§ **What is needed**
Please continue the passage about the song "Doo Wop (That Thing)" that appears below, picking up after its final sentence rather than working from the data.

§ **Supplied passage**
━━━

"Doo Wop (That Thing)" is a song recorded by American recording artist Lauryn Hill for her debut solo studio album The Miseducation of Lauryn Hill (1998). It was written and produced by Hill. The song was released as the lead single from The Miseducation of Lauryn Hill on August 10, 1998, by Ruffhouse Records and Columbia Records. No commercial release was originally intended for the single in the US, but limited-quantity physical formats were issued two months later, on October 27.

"Doo Wop (That Thing)" became Hill's first and only US Billboard Hot 100 number-one hit. It became the first US number-one written, produced and recorded by one sole woman since Debbie Gibson's "Lost in Your Eyes" (1989). It debuted atop the Billboard Hot 100, making it the tenth song in the chart's history to do so, the first debut single to do so, and the first solo hip hop song to do so. It also marked the first song by a female rapper to peak at number one on the Hot 100, and remained the only solo song by a female rapper to debut at number one for nearly a quarter of century afterwards. The song stayed at number one for two weeks, setting the record for the longest-running number one by a solo female rapper, holding that record for almost 19 years.

Critically acclaimed, "Doo Wop (That Thing)" was named the best single of the year by Rolling Stone. It went on to win Best Female R&B Vocal Performance and Best R&B Song at the 41st Annual Grammy Awards (1999). According to Apple Music, which streams a censored version it is one of the most streamed songs of the 1990s. NPR named it one of the 300 most important songs of the 20th century. In 2021, "Doo Wop (That Thing)" ranked number 49 on Rolling Stone's 500 Greatest Songs of All Time. The accompanying music video for "Doo Wop (That Thing)" won four awards at the 1999 MTV Video Music Awards, including the top prize Video of the Year, becoming the first hip hop video to win the award, and made Hill the first solo black artist to win. At the Soul Train Music Awards, the video was awarded the Michael Jackson Award for Best R&B/Soul or Rap Music Video. VH1 and Slant Magazine have both ranked it as one of the 100 greatest music videos, with the latter ranking it as the 20th greatest music video of all time.

━━━

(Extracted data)
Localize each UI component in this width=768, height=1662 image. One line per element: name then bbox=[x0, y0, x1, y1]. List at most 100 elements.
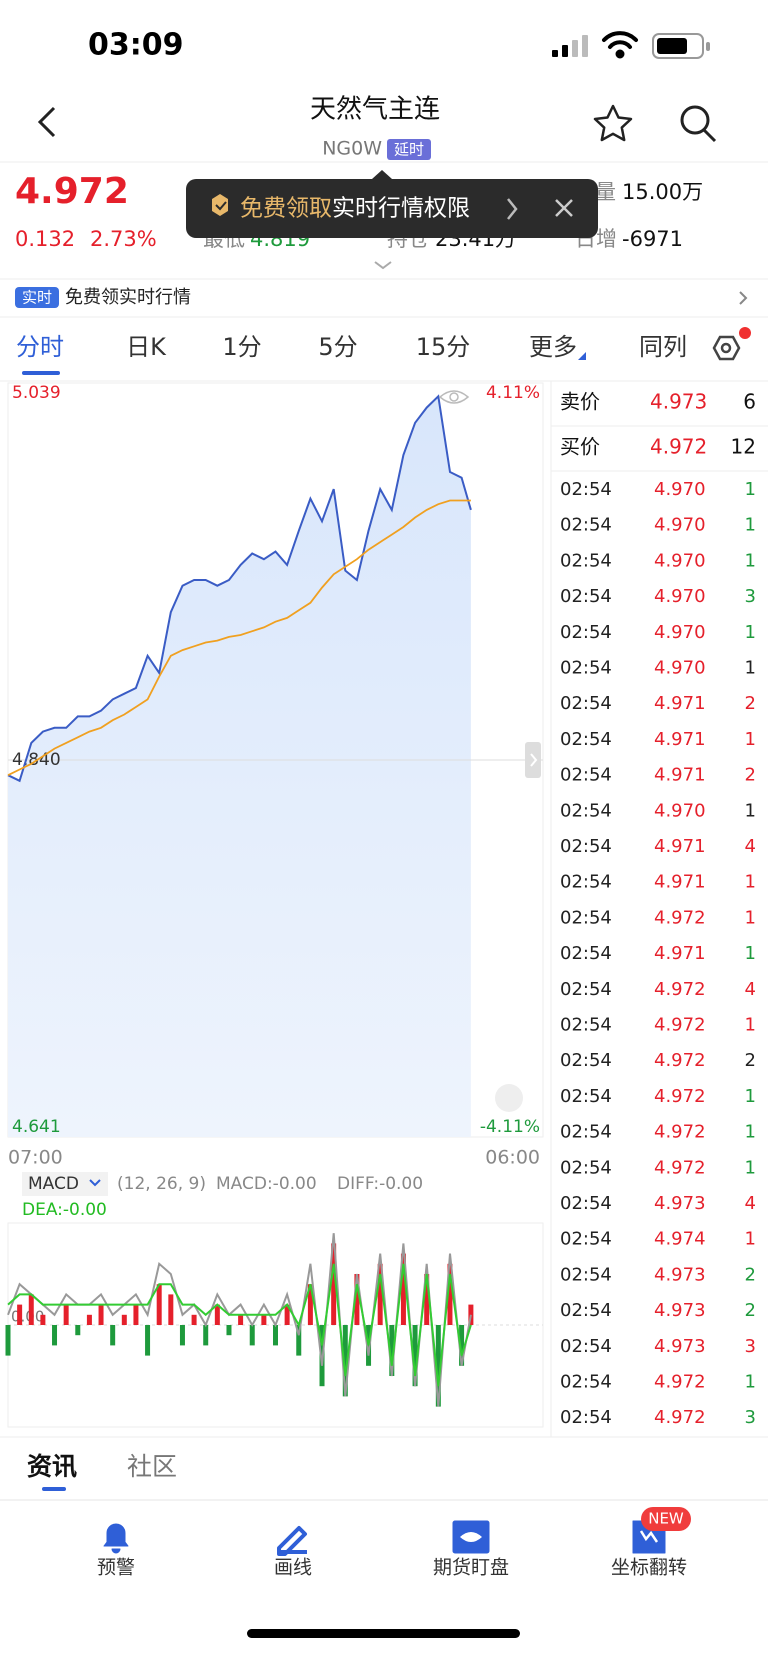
macd-bar bbox=[168, 1294, 174, 1325]
promo-tooltip[interactable]: 免费领取 实时行情权限 bbox=[186, 170, 598, 238]
side-handle-arrow bbox=[530, 753, 538, 767]
trade-volume: 1 bbox=[745, 1157, 756, 1178]
macd-bar bbox=[342, 1325, 348, 1397]
nav-label[interactable]: 坐标翻转 bbox=[611, 1557, 687, 1579]
macd-bar bbox=[307, 1284, 313, 1325]
macd-bar bbox=[121, 1314, 127, 1325]
nav-icon[interactable] bbox=[277, 1526, 307, 1556]
side-handle[interactable] bbox=[525, 742, 541, 778]
trade-time: 02:54 bbox=[560, 515, 612, 536]
nav-label[interactable]: 预警 bbox=[97, 1557, 135, 1579]
trade-time: 02:54 bbox=[560, 1229, 612, 1250]
eye-icon[interactable] bbox=[438, 390, 470, 404]
period-tab[interactable]: 日K bbox=[126, 333, 167, 361]
trade-time: 02:54 bbox=[560, 1407, 612, 1428]
x-tick-label: 06:00 bbox=[485, 1147, 540, 1169]
battery-icon bbox=[652, 33, 710, 59]
trade-volume: 4 bbox=[745, 1193, 756, 1214]
book-volume: 6 bbox=[743, 390, 756, 414]
macd-bar bbox=[249, 1325, 255, 1346]
macd-bar bbox=[156, 1284, 162, 1325]
trade-volume: 1 bbox=[745, 658, 756, 679]
trade-price: 4.970 bbox=[654, 800, 706, 821]
news-tab[interactable]: 社区 bbox=[127, 1452, 177, 1481]
nav-icon-detail bbox=[639, 1530, 659, 1543]
banner-badge: 实时 bbox=[22, 289, 52, 307]
trade-price: 4.973 bbox=[654, 1300, 706, 1321]
trade-volume: 2 bbox=[745, 693, 756, 714]
trade-price: 4.970 bbox=[654, 479, 706, 500]
macd-bar bbox=[412, 1325, 418, 1387]
nav-label[interactable]: 期货盯盘 bbox=[433, 1557, 509, 1579]
back-button[interactable] bbox=[37, 106, 56, 138]
book-price: 4.972 bbox=[650, 435, 707, 459]
macd-bar bbox=[435, 1325, 441, 1407]
stat-value: 15.00万 bbox=[622, 180, 703, 204]
favorite-button[interactable] bbox=[593, 104, 633, 142]
tooltip-highlight: 免费领取 bbox=[240, 196, 332, 222]
trade-time: 02:54 bbox=[560, 586, 612, 607]
macd-bar bbox=[28, 1294, 34, 1325]
indicator-params: (12, 26, 9) bbox=[117, 1174, 206, 1194]
nav-badge-bg bbox=[641, 1507, 691, 1531]
delay-badge-bg bbox=[387, 139, 431, 160]
price-change-pct: 2.73% bbox=[90, 227, 157, 251]
period-tab[interactable]: 同列 bbox=[639, 333, 687, 361]
period-tab[interactable]: 更多 bbox=[529, 333, 577, 361]
trade-time: 02:54 bbox=[560, 550, 612, 571]
nav-badge: NEW bbox=[648, 1510, 684, 1528]
period-tab[interactable]: 分时 bbox=[16, 333, 64, 361]
trade-volume: 2 bbox=[745, 1264, 756, 1285]
home-indicator bbox=[247, 1629, 520, 1638]
macd-bar bbox=[273, 1325, 278, 1346]
trade-time: 02:54 bbox=[560, 1122, 612, 1143]
fullscreen-button[interactable] bbox=[495, 1084, 523, 1112]
trade-price: 4.971 bbox=[654, 693, 706, 714]
macd-bar bbox=[238, 1314, 244, 1325]
settings-icon[interactable] bbox=[712, 327, 751, 361]
trade-volume: 1 bbox=[745, 729, 756, 750]
period-tab[interactable]: 5分 bbox=[318, 333, 357, 361]
period-tab[interactable]: 1分 bbox=[222, 333, 261, 361]
trade-price: 4.971 bbox=[654, 729, 706, 750]
macd-bar bbox=[52, 1325, 58, 1346]
macd-bar bbox=[40, 1314, 46, 1325]
macd-bar bbox=[17, 1304, 23, 1325]
trade-volume: 1 bbox=[745, 1122, 756, 1143]
trade-time: 02:54 bbox=[560, 658, 612, 679]
trade-price: 4.972 bbox=[654, 1122, 706, 1143]
macd-bar bbox=[5, 1325, 11, 1356]
trade-price: 4.971 bbox=[654, 943, 706, 964]
stat-label: 量 bbox=[595, 180, 616, 204]
period-tab[interactable]: 15分 bbox=[416, 333, 471, 361]
y2-tick-label: 4.11% bbox=[486, 383, 540, 403]
trade-time: 02:54 bbox=[560, 836, 612, 857]
trade-volume: 2 bbox=[745, 1050, 756, 1071]
macd-bar bbox=[145, 1325, 151, 1356]
nav-label[interactable]: 画线 bbox=[274, 1557, 312, 1579]
trade-price: 4.971 bbox=[654, 765, 706, 786]
macd-chart: MACD (12, 26, 9) MACD:-0.00 DIFF:-0.00 DEA:-… bbox=[5, 1172, 544, 1428]
book-price: 4.973 bbox=[650, 390, 707, 414]
nav-icon-detail bbox=[460, 1532, 482, 1542]
y-tick-label: 4.641 bbox=[12, 1117, 61, 1137]
search-button[interactable] bbox=[680, 105, 717, 143]
tooltip-text: 实时行情权限 bbox=[332, 196, 470, 222]
nav-icon[interactable] bbox=[103, 1523, 129, 1554]
trade-price: 4.970 bbox=[654, 550, 706, 571]
trade-volume: 1 bbox=[745, 800, 756, 821]
trade-time: 02:54 bbox=[560, 1336, 612, 1357]
wifi-icon bbox=[602, 31, 638, 59]
realtime-banner[interactable]: 实时 免费领实时行情 bbox=[15, 287, 748, 308]
trade-volume: 1 bbox=[745, 622, 756, 643]
trade-time: 02:54 bbox=[560, 907, 612, 928]
tooltip-close[interactable] bbox=[555, 199, 573, 217]
banner-text: 免费领实时行情 bbox=[65, 287, 191, 308]
macd-bar bbox=[214, 1304, 220, 1325]
average-line bbox=[7, 499, 471, 777]
expand-icon[interactable] bbox=[374, 261, 392, 270]
macd-bar bbox=[284, 1304, 290, 1325]
news-tab[interactable]: 资讯 bbox=[27, 1452, 77, 1481]
trade-price: 4.972 bbox=[654, 1372, 706, 1393]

━━━

§ **Written response**
Background
The hip hop and R&B song is a warning from Lauryn Hill to African-American men and women caught in "the struggle". Both the women who "[try to] be a hard rock when they really are a gem", and the men who are "more concerned with his rims, and his Timbs, than  women", are admonished by Hill, who warns them not to allow "that thing" to ruin their lives. The chorus seems to promote egalitarianism between the sexes, but the overall message of the lyrics has been described as conservative.

In terms of production value, Hill borrows heavily from elements of soul music and doo-wop, lending credence to the song's title. In its official album and single release, several of the song's lyrics are censored, though the original words can be found in the liners. The only noted semi-official release of the uncensored version is in a 12-inch promo labelled as "(Album Version)" (different from the 5:21 version) at 4 minutes in length.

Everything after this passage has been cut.